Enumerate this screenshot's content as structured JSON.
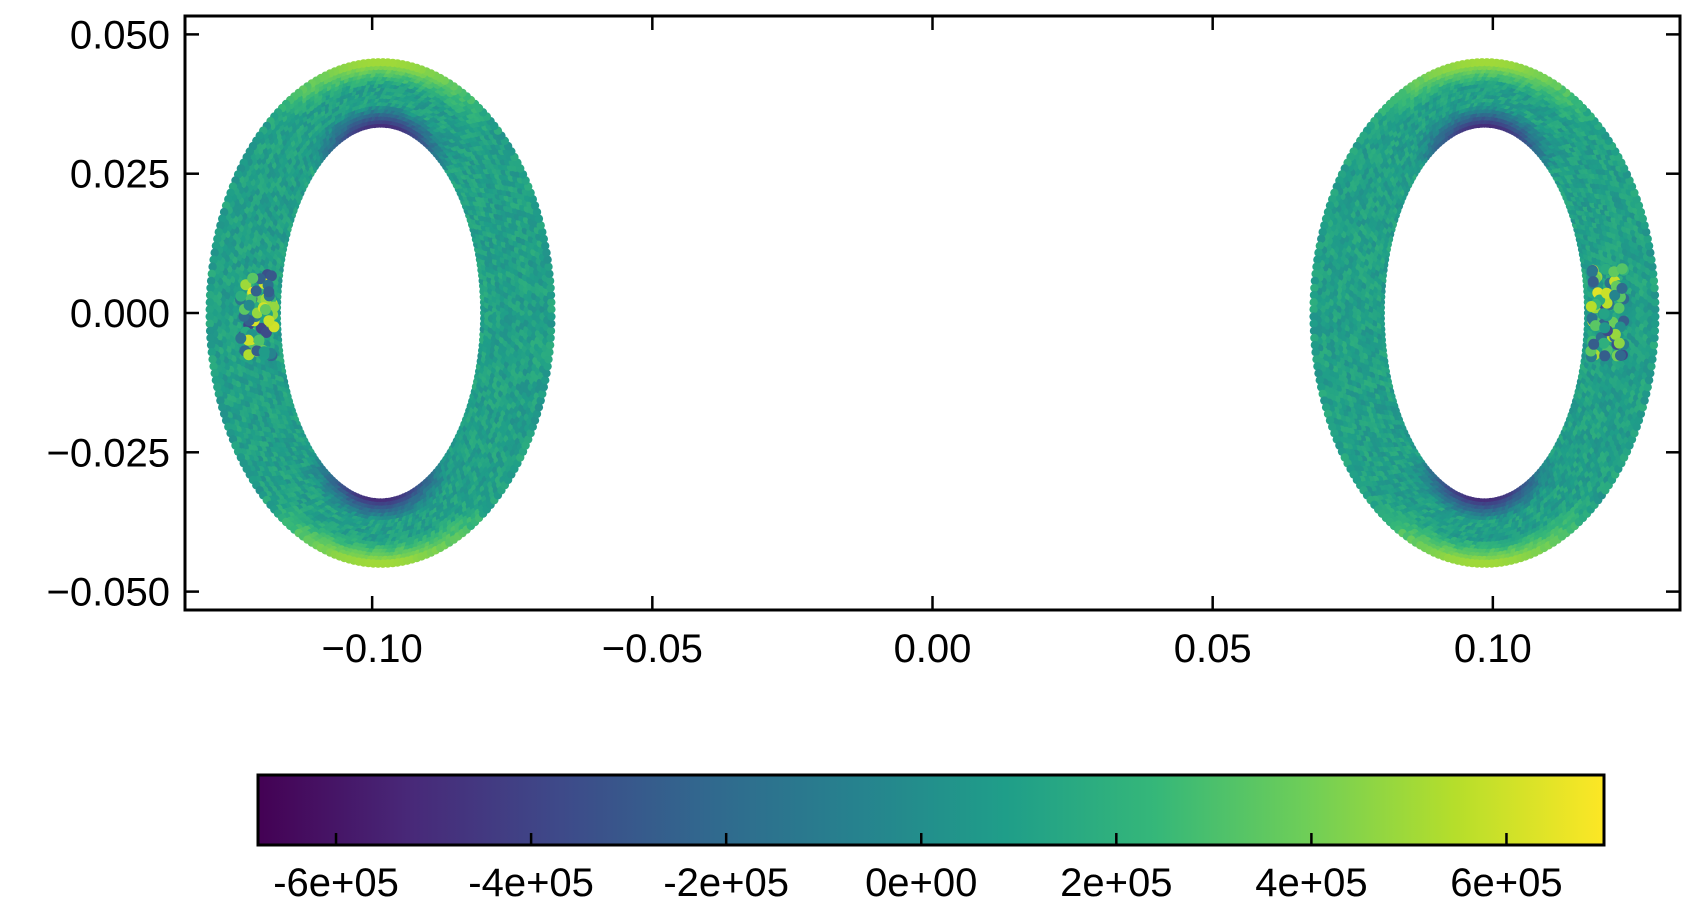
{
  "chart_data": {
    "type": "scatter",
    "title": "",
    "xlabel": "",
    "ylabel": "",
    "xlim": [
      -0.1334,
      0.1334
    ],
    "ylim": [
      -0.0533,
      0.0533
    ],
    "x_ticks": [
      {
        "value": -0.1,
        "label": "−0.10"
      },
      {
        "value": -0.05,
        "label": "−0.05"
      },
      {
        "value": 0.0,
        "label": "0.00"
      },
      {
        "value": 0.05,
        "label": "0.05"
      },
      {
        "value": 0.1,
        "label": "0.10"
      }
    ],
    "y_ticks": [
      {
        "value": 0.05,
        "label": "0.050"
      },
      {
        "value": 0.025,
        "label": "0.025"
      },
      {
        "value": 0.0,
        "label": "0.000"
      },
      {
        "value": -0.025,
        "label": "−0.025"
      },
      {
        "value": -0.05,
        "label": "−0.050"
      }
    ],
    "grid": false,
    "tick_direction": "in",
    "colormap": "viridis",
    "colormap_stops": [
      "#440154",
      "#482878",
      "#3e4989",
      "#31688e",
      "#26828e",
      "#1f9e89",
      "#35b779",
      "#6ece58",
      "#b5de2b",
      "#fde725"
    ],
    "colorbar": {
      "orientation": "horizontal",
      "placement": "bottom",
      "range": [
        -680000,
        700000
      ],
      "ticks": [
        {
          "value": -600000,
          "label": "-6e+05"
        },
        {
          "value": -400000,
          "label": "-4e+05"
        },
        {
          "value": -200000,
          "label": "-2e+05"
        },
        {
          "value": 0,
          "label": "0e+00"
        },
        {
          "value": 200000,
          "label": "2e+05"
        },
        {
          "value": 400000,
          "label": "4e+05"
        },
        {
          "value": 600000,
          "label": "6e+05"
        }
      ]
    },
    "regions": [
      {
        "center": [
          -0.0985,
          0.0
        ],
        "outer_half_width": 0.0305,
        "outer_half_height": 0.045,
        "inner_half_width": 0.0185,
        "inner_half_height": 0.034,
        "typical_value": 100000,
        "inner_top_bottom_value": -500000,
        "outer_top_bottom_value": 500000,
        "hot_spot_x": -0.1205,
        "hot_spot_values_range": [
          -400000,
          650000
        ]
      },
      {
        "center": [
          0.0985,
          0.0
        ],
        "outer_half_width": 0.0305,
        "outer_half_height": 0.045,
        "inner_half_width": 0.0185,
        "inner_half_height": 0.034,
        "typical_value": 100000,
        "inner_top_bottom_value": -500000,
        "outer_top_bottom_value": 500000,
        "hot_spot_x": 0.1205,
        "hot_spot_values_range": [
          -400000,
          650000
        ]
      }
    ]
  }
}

### EXERCISE INSTRUCTIONS
Copy the records above exactly, leaving out every picture.

### EXERCISE SOLUTION
Enumerate this screenshot's content as structured JSON.
{
  "chart_data": {
    "type": "scatter",
    "title": "",
    "xlabel": "",
    "ylabel": "",
    "xlim": [
      -0.1334,
      0.1334
    ],
    "ylim": [
      -0.0533,
      0.0533
    ],
    "x_ticks": [
      {
        "value": -0.1,
        "label": "−0.10"
      },
      {
        "value": -0.05,
        "label": "−0.05"
      },
      {
        "value": 0.0,
        "label": "0.00"
      },
      {
        "value": 0.05,
        "label": "0.05"
      },
      {
        "value": 0.1,
        "label": "0.10"
      }
    ],
    "y_ticks": [
      {
        "value": 0.05,
        "label": "0.050"
      },
      {
        "value": 0.025,
        "label": "0.025"
      },
      {
        "value": 0.0,
        "label": "0.000"
      },
      {
        "value": -0.025,
        "label": "−0.025"
      },
      {
        "value": -0.05,
        "label": "−0.050"
      }
    ],
    "grid": false,
    "tick_direction": "in",
    "colormap": "viridis",
    "colormap_stops": [
      "#440154",
      "#482878",
      "#3e4989",
      "#31688e",
      "#26828e",
      "#1f9e89",
      "#35b779",
      "#6ece58",
      "#b5de2b",
      "#fde725"
    ],
    "colorbar": {
      "orientation": "horizontal",
      "placement": "bottom",
      "range": [
        -680000,
        700000
      ],
      "ticks": [
        {
          "value": -600000,
          "label": "-6e+05"
        },
        {
          "value": -400000,
          "label": "-4e+05"
        },
        {
          "value": -200000,
          "label": "-2e+05"
        },
        {
          "value": 0,
          "label": "0e+00"
        },
        {
          "value": 200000,
          "label": "2e+05"
        },
        {
          "value": 400000,
          "label": "4e+05"
        },
        {
          "value": 600000,
          "label": "6e+05"
        }
      ]
    },
    "regions": [
      {
        "center": [
          -0.0985,
          0.0
        ],
        "outer_half_width": 0.0305,
        "outer_half_height": 0.045,
        "inner_half_width": 0.0185,
        "inner_half_height": 0.034,
        "typical_value": 100000,
        "inner_top_bottom_value": -500000,
        "outer_top_bottom_value": 500000,
        "hot_spot_x": -0.1205,
        "hot_spot_values_range": [
          -400000,
          650000
        ]
      },
      {
        "center": [
          0.0985,
          0.0
        ],
        "outer_half_width": 0.0305,
        "outer_half_height": 0.045,
        "inner_half_width": 0.0185,
        "inner_half_height": 0.034,
        "typical_value": 100000,
        "inner_top_bottom_value": -500000,
        "outer_top_bottom_value": 500000,
        "hot_spot_x": 0.1205,
        "hot_spot_values_range": [
          -400000,
          650000
        ]
      }
    ]
  }
}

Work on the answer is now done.